→ Data records
* * * * * * *

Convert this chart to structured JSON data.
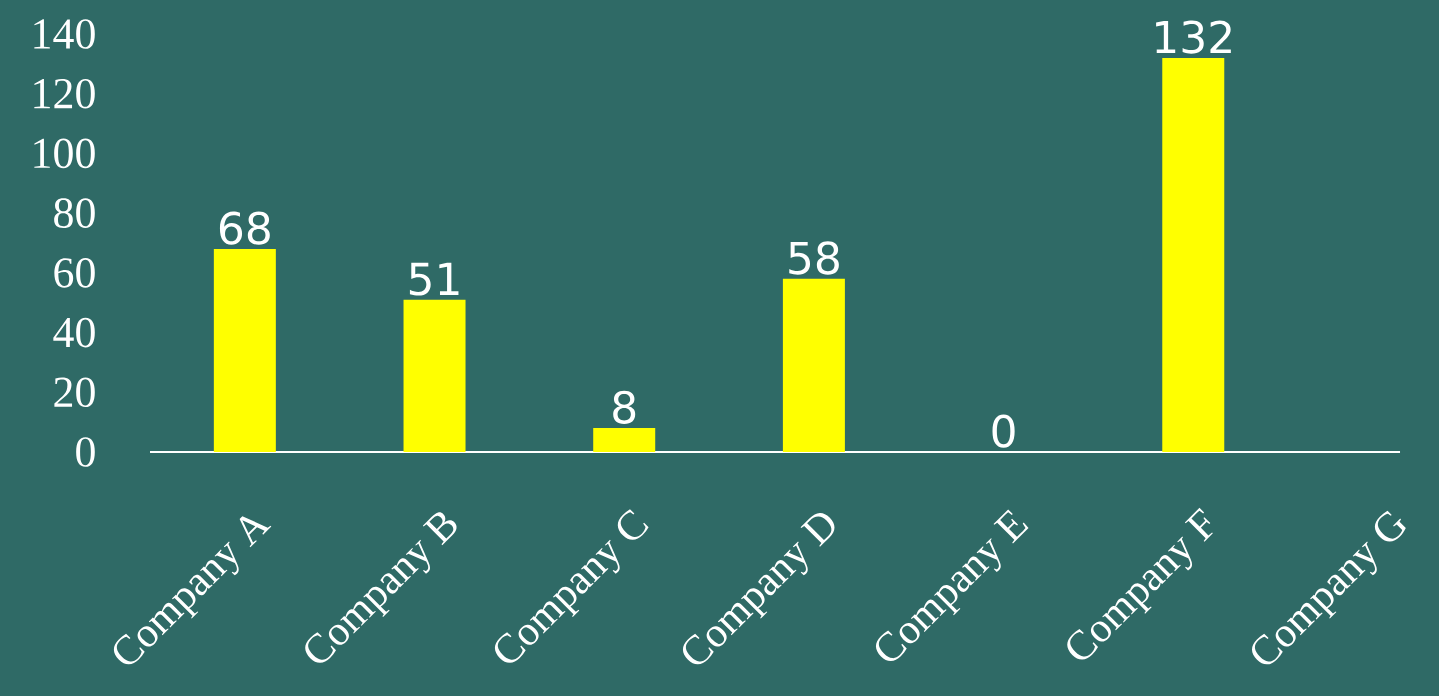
{
  "chart_data": {
    "type": "bar",
    "categories": [
      "Company A",
      "Company B",
      "Company C",
      "Company D",
      "Company E",
      "Company F",
      "Company G"
    ],
    "values": [
      68,
      51,
      8,
      58,
      0,
      132,
      null
    ],
    "color": "#ffff00",
    "ylim": [
      0,
      140
    ],
    "yticks": [
      0,
      20,
      40,
      60,
      80,
      100,
      120,
      140
    ],
    "data_labels": true
  }
}
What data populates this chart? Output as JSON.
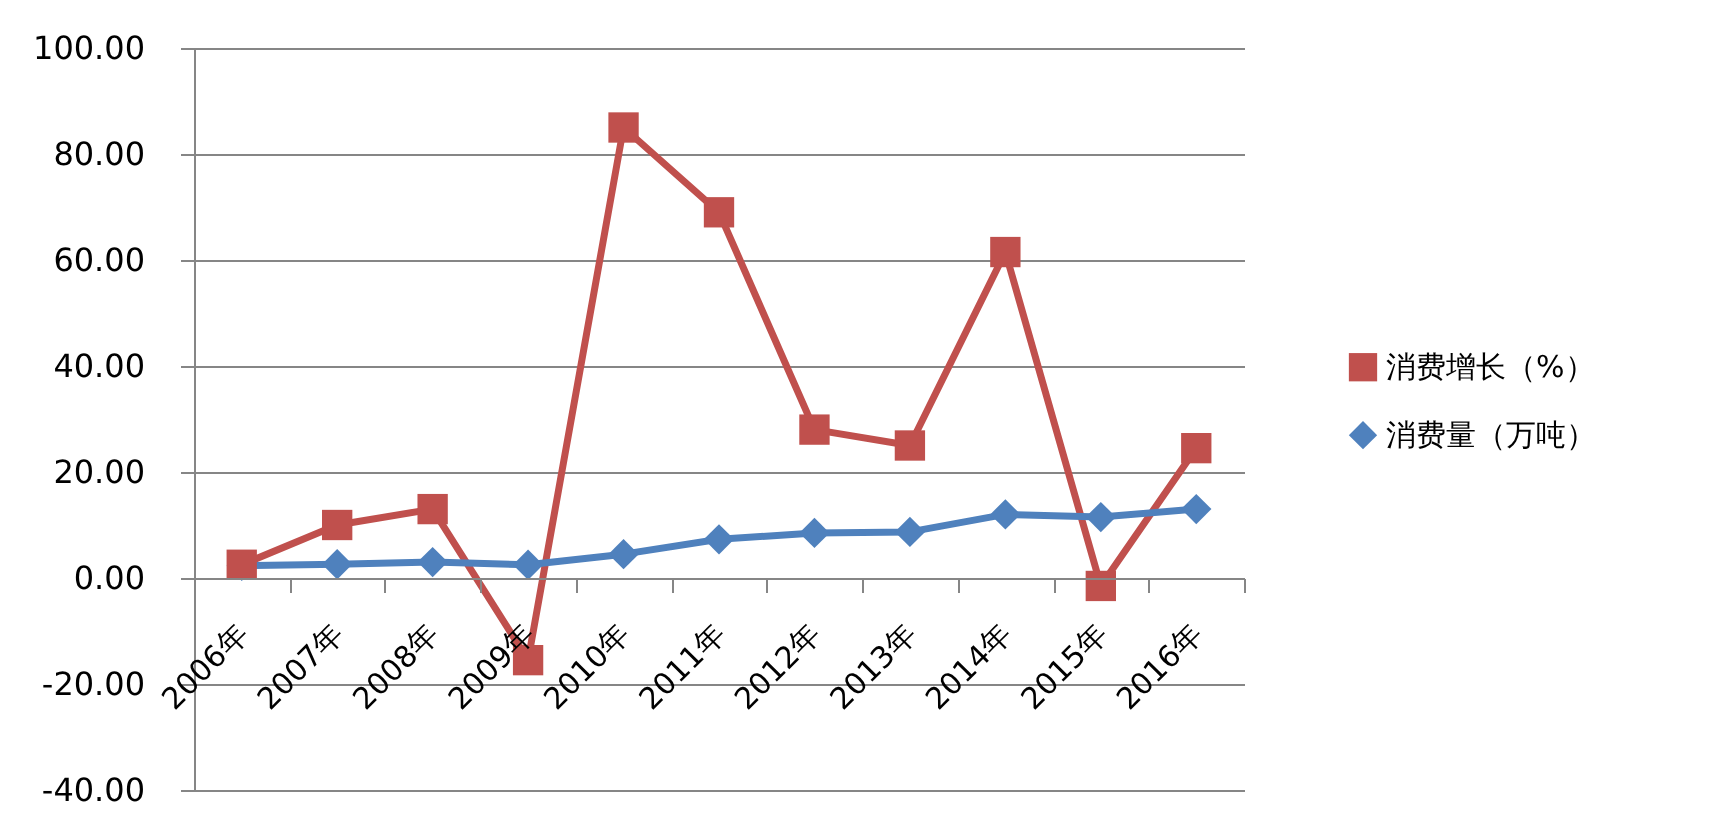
{
  "chart_data": {
    "type": "line",
    "categories": [
      "2006年",
      "2007年",
      "2008年",
      "2009年",
      "2010年",
      "2011年",
      "2012年",
      "2013年",
      "2014年",
      "2015年",
      "2016年"
    ],
    "series": [
      {
        "name": "消费增长（%）",
        "color": "#c0504d",
        "marker": "square",
        "values": [
          2.5,
          10,
          13,
          -15.5,
          85,
          69,
          28,
          25,
          61.5,
          -1.5,
          24.5
        ]
      },
      {
        "name": "消费量（万吨）",
        "color": "#4f81bd",
        "marker": "diamond",
        "values": [
          2.3,
          2.6,
          3,
          2.5,
          4.5,
          7.3,
          8.5,
          8.7,
          12,
          11.5,
          13
        ]
      }
    ],
    "ylim": [
      -40,
      100
    ],
    "yticks": [
      {
        "value": -40,
        "label": "-40.00"
      },
      {
        "value": -20,
        "label": "-20.00"
      },
      {
        "value": 0,
        "label": "0.00"
      },
      {
        "value": 20,
        "label": "20.00"
      },
      {
        "value": 40,
        "label": "40.00"
      },
      {
        "value": 60,
        "label": "60.00"
      },
      {
        "value": 80,
        "label": "80.00"
      },
      {
        "value": 100,
        "label": "100.00"
      }
    ],
    "grid": "y",
    "legend": "right"
  }
}
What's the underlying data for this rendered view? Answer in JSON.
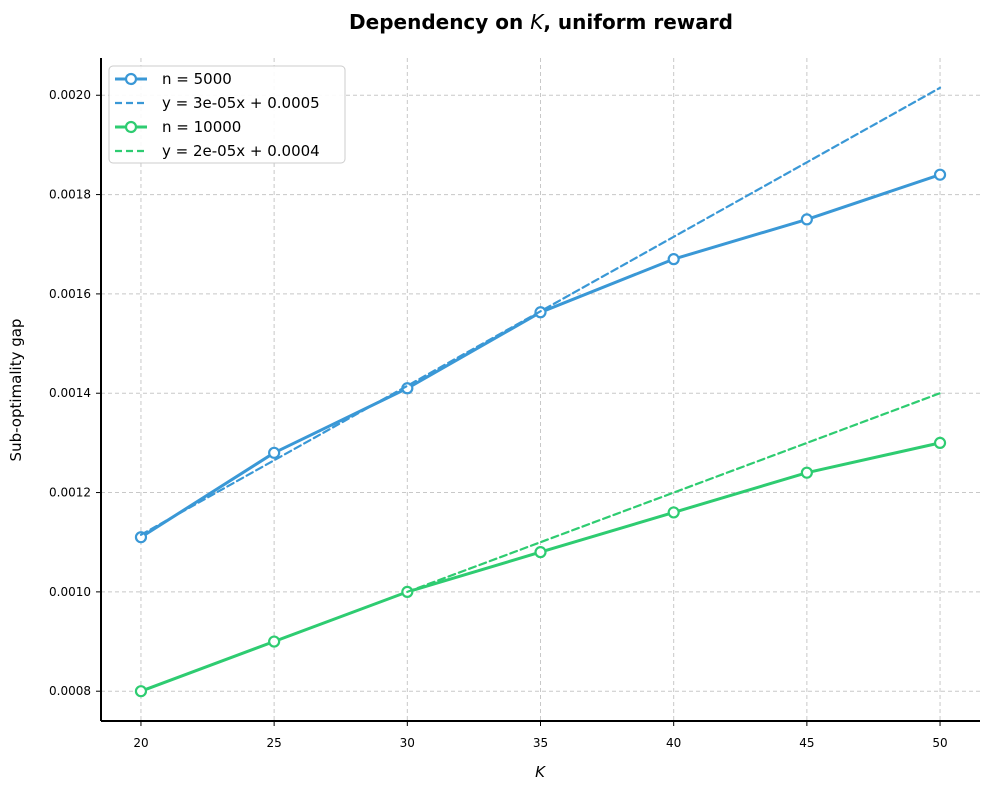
{
  "chart_data": {
    "type": "line",
    "title_prefix": "Dependency on ",
    "title_var": "K",
    "title_suffix": ", uniform reward",
    "xlabel": "K",
    "ylabel": "Sub-optimality gap",
    "x": [
      20,
      25,
      30,
      35,
      40,
      45,
      50
    ],
    "xlim": [
      18.5,
      51.5
    ],
    "ylim": [
      0.00074,
      0.002075
    ],
    "xticks": [
      20,
      25,
      30,
      35,
      40,
      45,
      50
    ],
    "yticks": [
      0.0008,
      0.001,
      0.0012,
      0.0014,
      0.0016,
      0.0018,
      0.002
    ],
    "ytick_labels": [
      "0.0008",
      "0.0010",
      "0.0012",
      "0.0014",
      "0.0016",
      "0.0018",
      "0.0020"
    ],
    "grid": true,
    "legend_position": "top-left",
    "series": [
      {
        "name": "n = 5000",
        "color": "#3a98d6",
        "style": "solid",
        "marker": "open-circle",
        "values": [
          0.00111,
          0.00128,
          0.00141,
          0.001563,
          0.00167,
          0.00175,
          0.00184
        ]
      },
      {
        "name": "y = 3e-05x + 0.0005",
        "color": "#3a98d6",
        "style": "dashed",
        "marker": "none",
        "values": [
          0.001115,
          0.001265,
          0.001415,
          0.001565,
          0.001715,
          0.001865,
          0.002015
        ]
      },
      {
        "name": "n = 10000",
        "color": "#2ecc71",
        "style": "solid",
        "marker": "open-circle",
        "values": [
          0.0008,
          0.0009,
          0.001,
          0.00108,
          0.00116,
          0.00124,
          0.0013
        ]
      },
      {
        "name": "y = 2e-05x + 0.0004",
        "color": "#2ecc71",
        "style": "dashed",
        "marker": "none",
        "values": [
          null,
          null,
          0.001,
          0.0011,
          0.0012,
          0.0013,
          0.0014
        ]
      }
    ]
  }
}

* * * * * * *

→ WHAT IS REQUIRED
Gather each line of the listing containing the word "Company" and show it.

→ WRITTEN RESPONSE
      "Company A",
      "Company B",
      "Company C",
      "Company D",
      "Company E",
      "Company F",
      "Company G"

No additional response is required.